■ **Provided data**:

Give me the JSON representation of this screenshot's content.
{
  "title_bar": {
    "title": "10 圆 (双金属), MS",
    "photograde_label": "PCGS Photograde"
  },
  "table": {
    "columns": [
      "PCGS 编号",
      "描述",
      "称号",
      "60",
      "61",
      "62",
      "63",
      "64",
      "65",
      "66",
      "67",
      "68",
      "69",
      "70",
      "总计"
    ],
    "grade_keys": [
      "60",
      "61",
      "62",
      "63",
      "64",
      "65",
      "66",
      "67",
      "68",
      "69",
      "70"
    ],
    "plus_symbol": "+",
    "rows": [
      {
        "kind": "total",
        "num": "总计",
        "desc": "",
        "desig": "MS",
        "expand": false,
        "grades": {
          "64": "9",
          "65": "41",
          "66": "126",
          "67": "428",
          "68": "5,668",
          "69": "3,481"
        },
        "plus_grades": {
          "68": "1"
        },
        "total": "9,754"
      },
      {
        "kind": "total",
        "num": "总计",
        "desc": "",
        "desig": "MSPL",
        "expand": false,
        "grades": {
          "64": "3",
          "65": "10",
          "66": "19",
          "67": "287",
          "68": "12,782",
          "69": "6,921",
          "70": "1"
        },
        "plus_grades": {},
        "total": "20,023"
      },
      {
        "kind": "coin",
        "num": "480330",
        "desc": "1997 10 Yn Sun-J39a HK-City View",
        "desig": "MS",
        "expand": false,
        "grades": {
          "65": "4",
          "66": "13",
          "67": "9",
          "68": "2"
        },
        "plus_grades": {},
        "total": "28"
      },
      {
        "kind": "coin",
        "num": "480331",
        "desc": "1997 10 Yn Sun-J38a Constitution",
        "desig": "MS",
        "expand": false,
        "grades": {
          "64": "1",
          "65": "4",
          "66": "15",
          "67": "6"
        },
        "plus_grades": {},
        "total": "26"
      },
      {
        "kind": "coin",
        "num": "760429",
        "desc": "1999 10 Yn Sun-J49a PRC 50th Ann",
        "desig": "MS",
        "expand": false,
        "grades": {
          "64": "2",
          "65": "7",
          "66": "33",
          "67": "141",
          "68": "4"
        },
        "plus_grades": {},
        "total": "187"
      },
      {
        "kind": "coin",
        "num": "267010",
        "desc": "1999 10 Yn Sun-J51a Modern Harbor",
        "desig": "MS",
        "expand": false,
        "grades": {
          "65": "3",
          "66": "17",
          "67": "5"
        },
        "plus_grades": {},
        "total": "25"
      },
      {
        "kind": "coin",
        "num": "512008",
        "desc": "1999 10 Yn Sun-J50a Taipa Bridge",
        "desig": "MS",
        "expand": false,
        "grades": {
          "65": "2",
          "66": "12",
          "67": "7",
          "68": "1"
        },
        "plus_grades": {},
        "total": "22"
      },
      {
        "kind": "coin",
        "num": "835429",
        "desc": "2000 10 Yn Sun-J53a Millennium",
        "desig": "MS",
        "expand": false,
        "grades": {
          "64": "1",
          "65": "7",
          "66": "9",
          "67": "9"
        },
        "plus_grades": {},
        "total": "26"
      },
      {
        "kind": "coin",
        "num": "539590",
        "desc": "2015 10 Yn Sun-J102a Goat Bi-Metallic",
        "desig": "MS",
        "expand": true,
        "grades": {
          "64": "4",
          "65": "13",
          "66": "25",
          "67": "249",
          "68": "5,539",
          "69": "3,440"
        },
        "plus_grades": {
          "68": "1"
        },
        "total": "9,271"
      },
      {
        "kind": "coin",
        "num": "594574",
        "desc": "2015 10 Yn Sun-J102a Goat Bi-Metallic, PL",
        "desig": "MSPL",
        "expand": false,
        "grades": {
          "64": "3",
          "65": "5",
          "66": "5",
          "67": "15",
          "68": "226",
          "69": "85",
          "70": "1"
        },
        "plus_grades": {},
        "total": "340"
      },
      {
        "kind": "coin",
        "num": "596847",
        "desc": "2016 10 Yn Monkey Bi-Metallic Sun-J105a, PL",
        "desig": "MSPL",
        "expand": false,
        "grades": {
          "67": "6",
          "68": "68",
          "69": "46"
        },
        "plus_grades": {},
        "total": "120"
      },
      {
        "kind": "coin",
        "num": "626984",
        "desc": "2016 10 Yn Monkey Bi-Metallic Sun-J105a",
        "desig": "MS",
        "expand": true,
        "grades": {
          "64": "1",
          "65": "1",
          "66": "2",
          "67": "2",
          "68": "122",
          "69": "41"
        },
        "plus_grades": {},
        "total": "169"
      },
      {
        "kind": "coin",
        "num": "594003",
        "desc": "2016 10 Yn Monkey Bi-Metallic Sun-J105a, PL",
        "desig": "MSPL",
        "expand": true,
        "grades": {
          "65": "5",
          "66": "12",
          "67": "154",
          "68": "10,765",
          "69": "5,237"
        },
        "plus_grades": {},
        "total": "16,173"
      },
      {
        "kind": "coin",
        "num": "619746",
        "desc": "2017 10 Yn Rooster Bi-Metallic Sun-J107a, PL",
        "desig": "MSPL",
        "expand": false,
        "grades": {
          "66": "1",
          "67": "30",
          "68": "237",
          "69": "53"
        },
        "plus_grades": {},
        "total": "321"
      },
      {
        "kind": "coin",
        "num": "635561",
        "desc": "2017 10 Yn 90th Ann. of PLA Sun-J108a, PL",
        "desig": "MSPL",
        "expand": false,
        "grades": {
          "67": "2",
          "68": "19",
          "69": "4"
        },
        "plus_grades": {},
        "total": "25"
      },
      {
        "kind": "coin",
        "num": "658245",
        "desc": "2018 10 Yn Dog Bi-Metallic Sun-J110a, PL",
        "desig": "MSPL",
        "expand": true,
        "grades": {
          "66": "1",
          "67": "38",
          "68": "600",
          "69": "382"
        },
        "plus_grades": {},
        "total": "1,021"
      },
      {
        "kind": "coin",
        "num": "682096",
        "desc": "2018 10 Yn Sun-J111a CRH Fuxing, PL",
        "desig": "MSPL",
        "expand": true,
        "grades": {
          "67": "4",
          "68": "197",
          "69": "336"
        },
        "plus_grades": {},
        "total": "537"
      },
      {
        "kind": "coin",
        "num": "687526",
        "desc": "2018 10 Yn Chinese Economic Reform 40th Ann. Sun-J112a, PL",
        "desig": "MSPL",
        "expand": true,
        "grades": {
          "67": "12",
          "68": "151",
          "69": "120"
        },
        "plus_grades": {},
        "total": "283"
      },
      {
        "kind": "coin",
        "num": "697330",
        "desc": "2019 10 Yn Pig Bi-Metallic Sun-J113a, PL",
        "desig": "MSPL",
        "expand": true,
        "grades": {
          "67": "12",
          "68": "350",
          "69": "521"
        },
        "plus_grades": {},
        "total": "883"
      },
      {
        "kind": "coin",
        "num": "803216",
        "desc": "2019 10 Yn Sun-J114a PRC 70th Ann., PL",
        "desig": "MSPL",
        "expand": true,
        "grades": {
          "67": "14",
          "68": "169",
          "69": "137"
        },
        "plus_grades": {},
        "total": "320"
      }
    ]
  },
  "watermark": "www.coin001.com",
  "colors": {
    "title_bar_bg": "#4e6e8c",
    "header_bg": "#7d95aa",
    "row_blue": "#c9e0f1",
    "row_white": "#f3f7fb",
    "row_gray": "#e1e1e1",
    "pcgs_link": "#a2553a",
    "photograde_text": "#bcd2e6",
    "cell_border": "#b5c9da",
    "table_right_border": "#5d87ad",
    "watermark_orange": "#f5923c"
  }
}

■ **What this task involves**:
Would you give the material above again, complete and exact?

■ **Finished answer**:
Give me the JSON representation of this screenshot's content.
{
  "title_bar": {
    "title": "10 圆 (双金属), MS",
    "photograde_label": "PCGS Photograde"
  },
  "table": {
    "columns": [
      "PCGS 编号",
      "描述",
      "称号",
      "60",
      "61",
      "62",
      "63",
      "64",
      "65",
      "66",
      "67",
      "68",
      "69",
      "70",
      "总计"
    ],
    "grade_keys": [
      "60",
      "61",
      "62",
      "63",
      "64",
      "65",
      "66",
      "67",
      "68",
      "69",
      "70"
    ],
    "plus_symbol": "+",
    "rows": [
      {
        "kind": "total",
        "num": "总计",
        "desc": "",
        "desig": "MS",
        "expand": false,
        "grades": {
          "64": "9",
          "65": "41",
          "66": "126",
          "67": "428",
          "68": "5,668",
          "69": "3,481"
        },
        "plus_grades": {
          "68": "1"
        },
        "total": "9,754"
      },
      {
        "kind": "total",
        "num": "总计",
        "desc": "",
        "desig": "MSPL",
        "expand": false,
        "grades": {
          "64": "3",
          "65": "10",
          "66": "19",
          "67": "287",
          "68": "12,782",
          "69": "6,921",
          "70": "1"
        },
        "plus_grades": {},
        "total": "20,023"
      },
      {
        "kind": "coin",
        "num": "480330",
        "desc": "1997 10 Yn Sun-J39a HK-City View",
        "desig": "MS",
        "expand": false,
        "grades": {
          "65": "4",
          "66": "13",
          "67": "9",
          "68": "2"
        },
        "plus_grades": {},
        "total": "28"
      },
      {
        "kind": "coin",
        "num": "480331",
        "desc": "1997 10 Yn Sun-J38a Constitution",
        "desig": "MS",
        "expand": false,
        "grades": {
          "64": "1",
          "65": "4",
          "66": "15",
          "67": "6"
        },
        "plus_grades": {},
        "total": "26"
      },
      {
        "kind": "coin",
        "num": "760429",
        "desc": "1999 10 Yn Sun-J49a PRC 50th Ann",
        "desig": "MS",
        "expand": false,
        "grades": {
          "64": "2",
          "65": "7",
          "66": "33",
          "67": "141",
          "68": "4"
        },
        "plus_grades": {},
        "total": "187"
      },
      {
        "kind": "coin",
        "num": "267010",
        "desc": "1999 10 Yn Sun-J51a Modern Harbor",
        "desig": "MS",
        "expand": false,
        "grades": {
          "65": "3",
          "66": "17",
          "67": "5"
        },
        "plus_grades": {},
        "total": "25"
      },
      {
        "kind": "coin",
        "num": "512008",
        "desc": "1999 10 Yn Sun-J50a Taipa Bridge",
        "desig": "MS",
        "expand": false,
        "grades": {
          "65": "2",
          "66": "12",
          "67": "7",
          "68": "1"
        },
        "plus_grades": {},
        "total": "22"
      },
      {
        "kind": "coin",
        "num": "835429",
        "desc": "2000 10 Yn Sun-J53a Millennium",
        "desig": "MS",
        "expand": false,
        "grades": {
          "64": "1",
          "65": "7",
          "66": "9",
          "67": "9"
        },
        "plus_grades": {},
        "total": "26"
      },
      {
        "kind": "coin",
        "num": "539590",
        "desc": "2015 10 Yn Sun-J102a Goat Bi-Metallic",
        "desig": "MS",
        "expand": true,
        "grades": {
          "64": "4",
          "65": "13",
          "66": "25",
          "67": "249",
          "68": "5,539",
          "69": "3,440"
        },
        "plus_grades": {
          "68": "1"
        },
        "total": "9,271"
      },
      {
        "kind": "coin",
        "num": "594574",
        "desc": "2015 10 Yn Sun-J102a Goat Bi-Metallic, PL",
        "desig": "MSPL",
        "expand": false,
        "grades": {
          "64": "3",
          "65": "5",
          "66": "5",
          "67": "15",
          "68": "226",
          "69": "85",
          "70": "1"
        },
        "plus_grades": {},
        "total": "340"
      },
      {
        "kind": "coin",
        "num": "596847",
        "desc": "2016 10 Yn Monkey Bi-Metallic Sun-J105a, PL",
        "desig": "MSPL",
        "expand": false,
        "grades": {
          "67": "6",
          "68": "68",
          "69": "46"
        },
        "plus_grades": {},
        "total": "120"
      },
      {
        "kind": "coin",
        "num": "626984",
        "desc": "2016 10 Yn Monkey Bi-Metallic Sun-J105a",
        "desig": "MS",
        "expand": true,
        "grades": {
          "64": "1",
          "65": "1",
          "66": "2",
          "67": "2",
          "68": "122",
          "69": "41"
        },
        "plus_grades": {},
        "total": "169"
      },
      {
        "kind": "coin",
        "num": "594003",
        "desc": "2016 10 Yn Monkey Bi-Metallic Sun-J105a, PL",
        "desig": "MSPL",
        "expand": true,
        "grades": {
          "65": "5",
          "66": "12",
          "67": "154",
          "68": "10,765",
          "69": "5,237"
        },
        "plus_grades": {},
        "total": "16,173"
      },
      {
        "kind": "coin",
        "num": "619746",
        "desc": "2017 10 Yn Rooster Bi-Metallic Sun-J107a, PL",
        "desig": "MSPL",
        "expand": false,
        "grades": {
          "66": "1",
          "67": "30",
          "68": "237",
          "69": "53"
        },
        "plus_grades": {},
        "total": "321"
      },
      {
        "kind": "coin",
        "num": "635561",
        "desc": "2017 10 Yn 90th Ann. of PLA Sun-J108a, PL",
        "desig": "MSPL",
        "expand": false,
        "grades": {
          "67": "2",
          "68": "19",
          "69": "4"
        },
        "plus_grades": {},
        "total": "25"
      },
      {
        "kind": "coin",
        "num": "658245",
        "desc": "2018 10 Yn Dog Bi-Metallic Sun-J110a, PL",
        "desig": "MSPL",
        "expand": true,
        "grades": {
          "66": "1",
          "67": "38",
          "68": "600",
          "69": "382"
        },
        "plus_grades": {},
        "total": "1,021"
      },
      {
        "kind": "coin",
        "num": "682096",
        "desc": "2018 10 Yn Sun-J111a CRH Fuxing, PL",
        "desig": "MSPL",
        "expand": true,
        "grades": {
          "67": "4",
          "68": "197",
          "69": "336"
        },
        "plus_grades": {},
        "total": "537"
      },
      {
        "kind": "coin",
        "num": "687526",
        "desc": "2018 10 Yn Chinese Economic Reform 40th Ann. Sun-J112a, PL",
        "desig": "MSPL",
        "expand": true,
        "grades": {
          "67": "12",
          "68": "151",
          "69": "120"
        },
        "plus_grades": {},
        "total": "283"
      },
      {
        "kind": "coin",
        "num": "697330",
        "desc": "2019 10 Yn Pig Bi-Metallic Sun-J113a, PL",
        "desig": "MSPL",
        "expand": true,
        "grades": {
          "67": "12",
          "68": "350",
          "69": "521"
        },
        "plus_grades": {},
        "total": "883"
      },
      {
        "kind": "coin",
        "num": "803216",
        "desc": "2019 10 Yn Sun-J114a PRC 70th Ann., PL",
        "desig": "MSPL",
        "expand": true,
        "grades": {
          "67": "14",
          "68": "169",
          "69": "137"
        },
        "plus_grades": {},
        "total": "320"
      }
    ]
  },
  "watermark": "www.coin001.com",
  "colors": {
    "title_bar_bg": "#4e6e8c",
    "header_bg": "#7d95aa",
    "row_blue": "#c9e0f1",
    "row_white": "#f3f7fb",
    "row_gray": "#e1e1e1",
    "pcgs_link": "#a2553a",
    "photograde_text": "#bcd2e6",
    "cell_border": "#b5c9da",
    "table_right_border": "#5d87ad",
    "watermark_orange": "#f5923c"
  }
}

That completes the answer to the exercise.